Entries supplied –
===

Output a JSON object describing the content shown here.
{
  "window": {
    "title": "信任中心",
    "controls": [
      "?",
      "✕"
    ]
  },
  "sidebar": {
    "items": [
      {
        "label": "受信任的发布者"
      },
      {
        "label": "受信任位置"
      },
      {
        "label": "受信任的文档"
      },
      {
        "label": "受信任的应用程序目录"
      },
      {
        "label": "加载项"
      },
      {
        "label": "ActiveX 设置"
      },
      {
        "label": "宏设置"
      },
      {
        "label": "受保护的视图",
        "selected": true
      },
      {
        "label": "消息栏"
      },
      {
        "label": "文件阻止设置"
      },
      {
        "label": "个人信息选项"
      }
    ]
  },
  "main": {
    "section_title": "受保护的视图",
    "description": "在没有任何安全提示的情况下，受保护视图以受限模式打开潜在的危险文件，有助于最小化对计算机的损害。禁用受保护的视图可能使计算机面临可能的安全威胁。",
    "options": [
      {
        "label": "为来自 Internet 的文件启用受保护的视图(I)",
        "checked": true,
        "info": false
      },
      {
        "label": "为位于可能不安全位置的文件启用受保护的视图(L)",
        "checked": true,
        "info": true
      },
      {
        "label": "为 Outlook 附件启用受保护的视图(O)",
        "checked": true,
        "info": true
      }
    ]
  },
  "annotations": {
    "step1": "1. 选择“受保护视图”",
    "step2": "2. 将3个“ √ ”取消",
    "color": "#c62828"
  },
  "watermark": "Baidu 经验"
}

===

Output every record above exactly as it appears.

Output a JSON object describing the content shown here.
{
  "window": {
    "title": "信任中心",
    "controls": [
      "?",
      "✕"
    ]
  },
  "sidebar": {
    "items": [
      {
        "label": "受信任的发布者"
      },
      {
        "label": "受信任位置"
      },
      {
        "label": "受信任的文档"
      },
      {
        "label": "受信任的应用程序目录"
      },
      {
        "label": "加载项"
      },
      {
        "label": "ActiveX 设置"
      },
      {
        "label": "宏设置"
      },
      {
        "label": "受保护的视图",
        "selected": true
      },
      {
        "label": "消息栏"
      },
      {
        "label": "文件阻止设置"
      },
      {
        "label": "个人信息选项"
      }
    ]
  },
  "main": {
    "section_title": "受保护的视图",
    "description": "在没有任何安全提示的情况下，受保护视图以受限模式打开潜在的危险文件，有助于最小化对计算机的损害。禁用受保护的视图可能使计算机面临可能的安全威胁。",
    "options": [
      {
        "label": "为来自 Internet 的文件启用受保护的视图(I)",
        "checked": true,
        "info": false
      },
      {
        "label": "为位于可能不安全位置的文件启用受保护的视图(L)",
        "checked": true,
        "info": true
      },
      {
        "label": "为 Outlook 附件启用受保护的视图(O)",
        "checked": true,
        "info": true
      }
    ]
  },
  "annotations": {
    "step1": "1. 选择“受保护视图”",
    "step2": "2. 将3个“ √ ”取消",
    "color": "#c62828"
  },
  "watermark": "Baidu 经验"
}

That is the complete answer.